■ **Goal of the exercise**: Repeat each entry in full, exactly.

* BEGIN Given records *

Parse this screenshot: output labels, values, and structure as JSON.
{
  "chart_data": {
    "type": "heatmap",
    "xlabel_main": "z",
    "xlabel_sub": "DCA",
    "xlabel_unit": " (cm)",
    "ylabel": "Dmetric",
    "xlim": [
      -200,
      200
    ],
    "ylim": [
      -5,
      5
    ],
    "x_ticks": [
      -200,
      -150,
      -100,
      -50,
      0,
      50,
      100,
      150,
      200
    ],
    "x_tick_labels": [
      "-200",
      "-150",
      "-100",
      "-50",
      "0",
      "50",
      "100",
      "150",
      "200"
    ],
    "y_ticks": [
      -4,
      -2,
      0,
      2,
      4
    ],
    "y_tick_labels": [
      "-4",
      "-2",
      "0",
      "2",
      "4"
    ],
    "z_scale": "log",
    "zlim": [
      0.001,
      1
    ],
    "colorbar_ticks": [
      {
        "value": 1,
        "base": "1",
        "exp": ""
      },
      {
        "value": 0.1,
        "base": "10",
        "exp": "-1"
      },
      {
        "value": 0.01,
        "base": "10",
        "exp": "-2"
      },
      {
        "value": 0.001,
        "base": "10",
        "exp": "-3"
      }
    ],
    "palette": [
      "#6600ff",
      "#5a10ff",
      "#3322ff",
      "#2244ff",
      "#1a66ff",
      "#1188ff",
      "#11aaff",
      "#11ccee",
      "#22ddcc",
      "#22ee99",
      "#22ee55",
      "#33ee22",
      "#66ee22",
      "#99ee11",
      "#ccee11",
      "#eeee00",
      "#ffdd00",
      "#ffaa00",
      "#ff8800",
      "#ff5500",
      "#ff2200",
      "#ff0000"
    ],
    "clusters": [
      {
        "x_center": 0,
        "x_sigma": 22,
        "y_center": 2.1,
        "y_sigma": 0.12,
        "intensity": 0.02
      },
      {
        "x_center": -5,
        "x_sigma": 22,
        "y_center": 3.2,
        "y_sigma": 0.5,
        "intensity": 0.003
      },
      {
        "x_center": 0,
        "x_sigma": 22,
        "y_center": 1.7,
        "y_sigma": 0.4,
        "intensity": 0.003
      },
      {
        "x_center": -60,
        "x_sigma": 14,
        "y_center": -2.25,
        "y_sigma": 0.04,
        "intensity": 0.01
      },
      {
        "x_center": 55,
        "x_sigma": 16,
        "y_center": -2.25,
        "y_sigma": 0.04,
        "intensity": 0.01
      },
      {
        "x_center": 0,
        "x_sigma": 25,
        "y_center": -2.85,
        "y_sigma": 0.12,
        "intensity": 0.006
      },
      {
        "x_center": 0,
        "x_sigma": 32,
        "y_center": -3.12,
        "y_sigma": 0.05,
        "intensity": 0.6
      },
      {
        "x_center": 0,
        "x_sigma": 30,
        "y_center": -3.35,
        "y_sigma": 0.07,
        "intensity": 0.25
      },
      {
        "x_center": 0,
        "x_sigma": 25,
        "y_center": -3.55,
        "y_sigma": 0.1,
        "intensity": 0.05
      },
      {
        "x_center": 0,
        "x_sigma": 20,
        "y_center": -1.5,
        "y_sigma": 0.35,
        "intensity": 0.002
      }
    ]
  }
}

* END Given records *

■ **Solution**:
Parse this screenshot: output labels, values, and structure as JSON.
{
  "chart_data": {
    "type": "heatmap",
    "xlabel_main": "z",
    "xlabel_sub": "DCA",
    "xlabel_unit": " (cm)",
    "ylabel": "Dmetric",
    "xlim": [
      -200,
      200
    ],
    "ylim": [
      -5,
      5
    ],
    "x_ticks": [
      -200,
      -150,
      -100,
      -50,
      0,
      50,
      100,
      150,
      200
    ],
    "x_tick_labels": [
      "-200",
      "-150",
      "-100",
      "-50",
      "0",
      "50",
      "100",
      "150",
      "200"
    ],
    "y_ticks": [
      -4,
      -2,
      0,
      2,
      4
    ],
    "y_tick_labels": [
      "-4",
      "-2",
      "0",
      "2",
      "4"
    ],
    "z_scale": "log",
    "zlim": [
      0.001,
      1
    ],
    "colorbar_ticks": [
      {
        "value": 1,
        "base": "1",
        "exp": ""
      },
      {
        "value": 0.1,
        "base": "10",
        "exp": "-1"
      },
      {
        "value": 0.01,
        "base": "10",
        "exp": "-2"
      },
      {
        "value": 0.001,
        "base": "10",
        "exp": "-3"
      }
    ],
    "palette": [
      "#6600ff",
      "#5a10ff",
      "#3322ff",
      "#2244ff",
      "#1a66ff",
      "#1188ff",
      "#11aaff",
      "#11ccee",
      "#22ddcc",
      "#22ee99",
      "#22ee55",
      "#33ee22",
      "#66ee22",
      "#99ee11",
      "#ccee11",
      "#eeee00",
      "#ffdd00",
      "#ffaa00",
      "#ff8800",
      "#ff5500",
      "#ff2200",
      "#ff0000"
    ],
    "clusters": [
      {
        "x_center": 0,
        "x_sigma": 22,
        "y_center": 2.1,
        "y_sigma": 0.12,
        "intensity": 0.02
      },
      {
        "x_center": -5,
        "x_sigma": 22,
        "y_center": 3.2,
        "y_sigma": 0.5,
        "intensity": 0.003
      },
      {
        "x_center": 0,
        "x_sigma": 22,
        "y_center": 1.7,
        "y_sigma": 0.4,
        "intensity": 0.003
      },
      {
        "x_center": -60,
        "x_sigma": 14,
        "y_center": -2.25,
        "y_sigma": 0.04,
        "intensity": 0.01
      },
      {
        "x_center": 55,
        "x_sigma": 16,
        "y_center": -2.25,
        "y_sigma": 0.04,
        "intensity": 0.01
      },
      {
        "x_center": 0,
        "x_sigma": 25,
        "y_center": -2.85,
        "y_sigma": 0.12,
        "intensity": 0.006
      },
      {
        "x_center": 0,
        "x_sigma": 32,
        "y_center": -3.12,
        "y_sigma": 0.05,
        "intensity": 0.6
      },
      {
        "x_center": 0,
        "x_sigma": 30,
        "y_center": -3.35,
        "y_sigma": 0.07,
        "intensity": 0.25
      },
      {
        "x_center": 0,
        "x_sigma": 25,
        "y_center": -3.55,
        "y_sigma": 0.1,
        "intensity": 0.05
      },
      {
        "x_center": 0,
        "x_sigma": 20,
        "y_center": -1.5,
        "y_sigma": 0.35,
        "intensity": 0.002
      }
    ]
  }
}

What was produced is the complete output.